[Start]
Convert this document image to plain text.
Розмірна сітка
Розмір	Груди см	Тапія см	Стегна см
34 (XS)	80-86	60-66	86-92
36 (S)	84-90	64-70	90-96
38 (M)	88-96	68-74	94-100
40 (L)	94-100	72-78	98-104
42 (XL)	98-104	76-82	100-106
[End]
Objective:
Restate every record exactly, leaving nothing out.

Full output:
Convert this document image to plain text.
Розмірна сітка
Розмір	Груди см	Тапія см	Стегна см
34 (XS)	80-86	60-66	86-92
36 (S)	84-90	64-70	90-96
38 (M)	88-96	68-74	94-100
40 (L)	94-100	72-78	98-104
42 (XL)	98-104	76-82	100-106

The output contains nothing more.